(Listing):

——

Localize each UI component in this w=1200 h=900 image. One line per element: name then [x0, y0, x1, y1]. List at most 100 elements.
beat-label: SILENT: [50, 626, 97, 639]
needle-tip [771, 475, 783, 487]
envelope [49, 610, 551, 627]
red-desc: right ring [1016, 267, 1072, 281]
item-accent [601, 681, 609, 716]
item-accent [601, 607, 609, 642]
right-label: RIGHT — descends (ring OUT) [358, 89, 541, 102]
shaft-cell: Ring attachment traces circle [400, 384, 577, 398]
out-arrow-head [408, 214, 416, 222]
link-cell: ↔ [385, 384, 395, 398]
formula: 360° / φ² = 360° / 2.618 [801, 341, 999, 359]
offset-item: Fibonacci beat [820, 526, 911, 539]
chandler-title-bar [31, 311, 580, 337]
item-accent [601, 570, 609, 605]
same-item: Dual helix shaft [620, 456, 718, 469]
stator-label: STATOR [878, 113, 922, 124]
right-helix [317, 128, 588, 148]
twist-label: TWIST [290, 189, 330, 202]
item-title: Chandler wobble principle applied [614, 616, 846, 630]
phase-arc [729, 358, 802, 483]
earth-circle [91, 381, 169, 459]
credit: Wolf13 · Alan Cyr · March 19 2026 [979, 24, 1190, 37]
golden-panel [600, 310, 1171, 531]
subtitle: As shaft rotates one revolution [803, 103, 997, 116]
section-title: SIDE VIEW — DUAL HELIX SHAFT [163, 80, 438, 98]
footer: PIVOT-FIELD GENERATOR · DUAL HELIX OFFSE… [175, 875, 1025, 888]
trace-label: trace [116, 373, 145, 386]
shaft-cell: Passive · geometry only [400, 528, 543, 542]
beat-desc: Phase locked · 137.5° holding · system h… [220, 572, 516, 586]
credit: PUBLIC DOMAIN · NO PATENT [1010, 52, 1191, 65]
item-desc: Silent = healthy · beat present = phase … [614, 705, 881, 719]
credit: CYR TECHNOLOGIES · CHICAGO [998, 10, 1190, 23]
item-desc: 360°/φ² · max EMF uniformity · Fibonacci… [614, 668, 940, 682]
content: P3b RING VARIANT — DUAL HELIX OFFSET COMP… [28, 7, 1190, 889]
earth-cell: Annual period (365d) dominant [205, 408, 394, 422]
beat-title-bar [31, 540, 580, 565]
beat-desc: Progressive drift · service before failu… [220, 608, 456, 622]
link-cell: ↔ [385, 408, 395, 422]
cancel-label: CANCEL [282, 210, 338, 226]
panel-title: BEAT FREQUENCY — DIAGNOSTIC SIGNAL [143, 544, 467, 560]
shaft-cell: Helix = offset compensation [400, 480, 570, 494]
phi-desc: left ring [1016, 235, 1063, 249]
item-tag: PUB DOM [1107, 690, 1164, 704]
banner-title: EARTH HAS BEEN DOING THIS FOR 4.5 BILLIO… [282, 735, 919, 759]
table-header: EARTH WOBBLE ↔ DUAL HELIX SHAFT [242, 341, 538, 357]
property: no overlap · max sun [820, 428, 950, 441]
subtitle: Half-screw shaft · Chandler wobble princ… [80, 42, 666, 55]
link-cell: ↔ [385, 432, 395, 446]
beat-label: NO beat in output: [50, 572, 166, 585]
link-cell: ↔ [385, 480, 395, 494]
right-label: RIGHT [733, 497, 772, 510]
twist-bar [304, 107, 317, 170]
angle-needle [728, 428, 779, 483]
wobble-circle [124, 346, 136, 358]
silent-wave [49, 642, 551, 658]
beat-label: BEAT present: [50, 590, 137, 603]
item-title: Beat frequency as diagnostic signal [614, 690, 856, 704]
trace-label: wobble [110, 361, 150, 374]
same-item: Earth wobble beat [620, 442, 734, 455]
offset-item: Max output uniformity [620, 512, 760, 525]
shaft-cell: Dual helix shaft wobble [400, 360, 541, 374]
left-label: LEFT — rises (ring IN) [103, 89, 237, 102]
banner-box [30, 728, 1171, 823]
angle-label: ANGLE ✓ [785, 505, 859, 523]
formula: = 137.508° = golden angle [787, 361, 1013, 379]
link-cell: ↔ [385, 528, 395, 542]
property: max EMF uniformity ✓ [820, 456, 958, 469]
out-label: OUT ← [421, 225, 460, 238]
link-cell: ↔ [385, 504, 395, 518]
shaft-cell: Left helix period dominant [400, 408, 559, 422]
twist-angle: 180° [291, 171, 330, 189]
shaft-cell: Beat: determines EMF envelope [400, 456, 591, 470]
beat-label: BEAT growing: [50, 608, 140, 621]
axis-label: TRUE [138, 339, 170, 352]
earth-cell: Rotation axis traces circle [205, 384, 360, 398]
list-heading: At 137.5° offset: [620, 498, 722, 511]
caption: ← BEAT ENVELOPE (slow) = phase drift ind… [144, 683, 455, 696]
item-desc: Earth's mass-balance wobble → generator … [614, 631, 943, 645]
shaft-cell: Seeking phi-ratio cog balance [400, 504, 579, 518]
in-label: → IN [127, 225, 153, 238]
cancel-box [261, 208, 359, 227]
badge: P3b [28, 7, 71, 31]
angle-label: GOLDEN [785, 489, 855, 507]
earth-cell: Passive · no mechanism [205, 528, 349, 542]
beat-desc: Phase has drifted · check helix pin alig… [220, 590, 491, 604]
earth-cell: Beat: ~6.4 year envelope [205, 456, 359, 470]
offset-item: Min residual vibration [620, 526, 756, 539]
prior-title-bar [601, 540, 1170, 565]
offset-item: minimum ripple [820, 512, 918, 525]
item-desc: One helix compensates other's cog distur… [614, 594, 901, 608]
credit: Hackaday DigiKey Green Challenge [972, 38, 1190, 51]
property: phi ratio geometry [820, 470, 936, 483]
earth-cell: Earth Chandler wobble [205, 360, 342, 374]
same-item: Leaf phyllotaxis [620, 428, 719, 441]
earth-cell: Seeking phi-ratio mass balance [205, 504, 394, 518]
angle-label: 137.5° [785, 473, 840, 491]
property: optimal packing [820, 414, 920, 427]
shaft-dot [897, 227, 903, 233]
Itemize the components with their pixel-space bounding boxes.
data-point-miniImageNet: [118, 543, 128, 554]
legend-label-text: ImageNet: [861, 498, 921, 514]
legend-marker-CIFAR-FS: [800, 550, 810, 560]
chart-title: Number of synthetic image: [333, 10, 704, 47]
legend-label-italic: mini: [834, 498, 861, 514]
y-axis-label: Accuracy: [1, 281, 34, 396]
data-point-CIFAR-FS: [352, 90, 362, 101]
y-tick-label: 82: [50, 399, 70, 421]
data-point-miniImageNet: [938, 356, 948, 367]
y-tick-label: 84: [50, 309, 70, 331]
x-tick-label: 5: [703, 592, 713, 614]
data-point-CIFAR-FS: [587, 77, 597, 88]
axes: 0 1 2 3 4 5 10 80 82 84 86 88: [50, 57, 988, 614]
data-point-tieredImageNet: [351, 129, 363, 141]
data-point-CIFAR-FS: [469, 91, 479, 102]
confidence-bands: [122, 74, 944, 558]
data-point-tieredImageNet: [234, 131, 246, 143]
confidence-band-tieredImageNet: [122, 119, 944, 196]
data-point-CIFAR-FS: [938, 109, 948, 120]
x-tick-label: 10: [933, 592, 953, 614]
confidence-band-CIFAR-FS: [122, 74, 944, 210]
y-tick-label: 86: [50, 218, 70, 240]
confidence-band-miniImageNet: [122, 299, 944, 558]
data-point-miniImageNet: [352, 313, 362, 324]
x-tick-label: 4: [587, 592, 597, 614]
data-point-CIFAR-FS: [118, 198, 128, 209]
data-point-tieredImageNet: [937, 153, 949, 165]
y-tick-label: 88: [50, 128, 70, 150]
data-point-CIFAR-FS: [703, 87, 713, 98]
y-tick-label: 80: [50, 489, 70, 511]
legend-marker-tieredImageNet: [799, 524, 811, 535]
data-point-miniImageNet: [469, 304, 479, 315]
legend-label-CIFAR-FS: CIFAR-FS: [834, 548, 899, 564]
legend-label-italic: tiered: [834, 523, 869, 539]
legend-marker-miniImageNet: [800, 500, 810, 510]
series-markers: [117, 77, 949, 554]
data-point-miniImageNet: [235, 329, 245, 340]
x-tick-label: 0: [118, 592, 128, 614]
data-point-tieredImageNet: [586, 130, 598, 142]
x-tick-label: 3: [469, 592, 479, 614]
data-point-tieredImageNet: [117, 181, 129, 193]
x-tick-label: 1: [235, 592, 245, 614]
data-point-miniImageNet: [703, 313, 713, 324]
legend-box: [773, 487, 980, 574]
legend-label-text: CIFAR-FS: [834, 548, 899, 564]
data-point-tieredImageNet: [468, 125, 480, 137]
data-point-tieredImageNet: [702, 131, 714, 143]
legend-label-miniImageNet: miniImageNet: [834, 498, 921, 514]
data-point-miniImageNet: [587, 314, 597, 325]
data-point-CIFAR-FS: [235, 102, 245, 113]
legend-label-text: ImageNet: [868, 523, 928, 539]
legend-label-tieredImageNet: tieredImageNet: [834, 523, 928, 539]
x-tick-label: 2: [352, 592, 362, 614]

——

(Your goal): State how many lines of the listing contain the string "credit" with case counting, and reply with only that number.

(Written solution): 4